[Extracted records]
_ _ _
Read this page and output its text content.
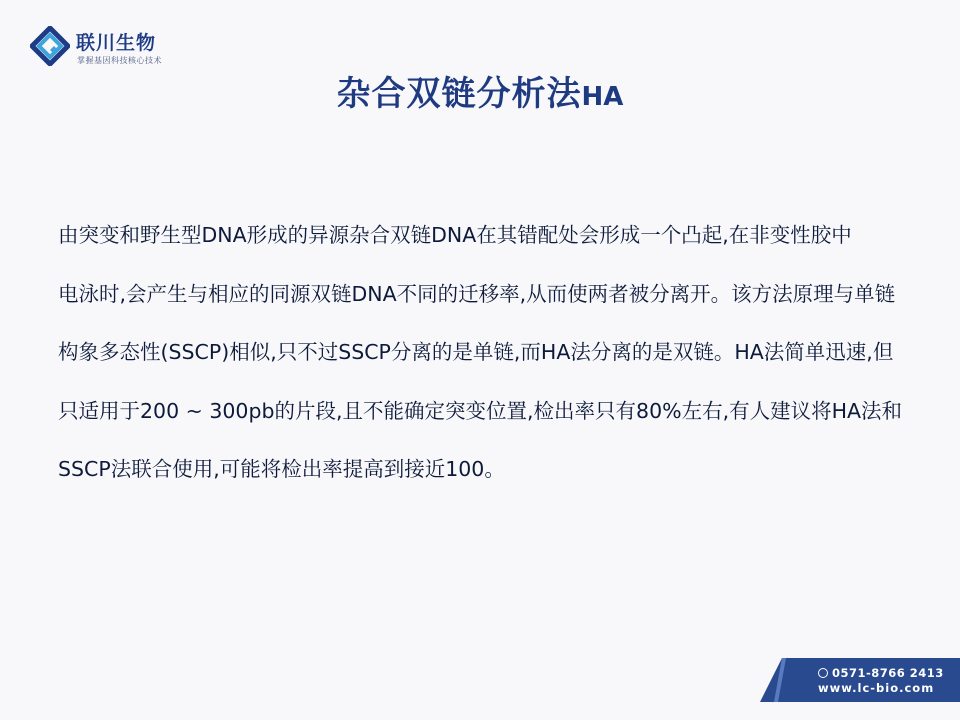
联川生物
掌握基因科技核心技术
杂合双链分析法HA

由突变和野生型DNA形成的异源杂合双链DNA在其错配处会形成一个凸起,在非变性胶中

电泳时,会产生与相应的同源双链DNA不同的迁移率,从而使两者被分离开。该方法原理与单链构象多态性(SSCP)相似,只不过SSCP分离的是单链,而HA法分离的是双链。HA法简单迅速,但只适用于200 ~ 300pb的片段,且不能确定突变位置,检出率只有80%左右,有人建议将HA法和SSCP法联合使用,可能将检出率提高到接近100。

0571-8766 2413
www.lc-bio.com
_ _ _
[What is required]
All of the material above needs to be restated exactly, with no pictures.

[Exercise result]
Read this page and output its text content.
联川生物
掌握基因科技核心技术
杂合双链分析法HA

由突变和野生型DNA形成的异源杂合双链DNA在其错配处会形成一个凸起,在非变性胶中

电泳时,会产生与相应的同源双链DNA不同的迁移率,从而使两者被分离开。该方法原理与单链构象多态性(SSCP)相似,只不过SSCP分离的是单链,而HA法分离的是双链。HA法简单迅速,但只适用于200 ~ 300pb的片段,且不能确定突变位置,检出率只有80%左右,有人建议将HA法和SSCP法联合使用,可能将检出率提高到接近100。

0571-8766 2413
www.lc-bio.com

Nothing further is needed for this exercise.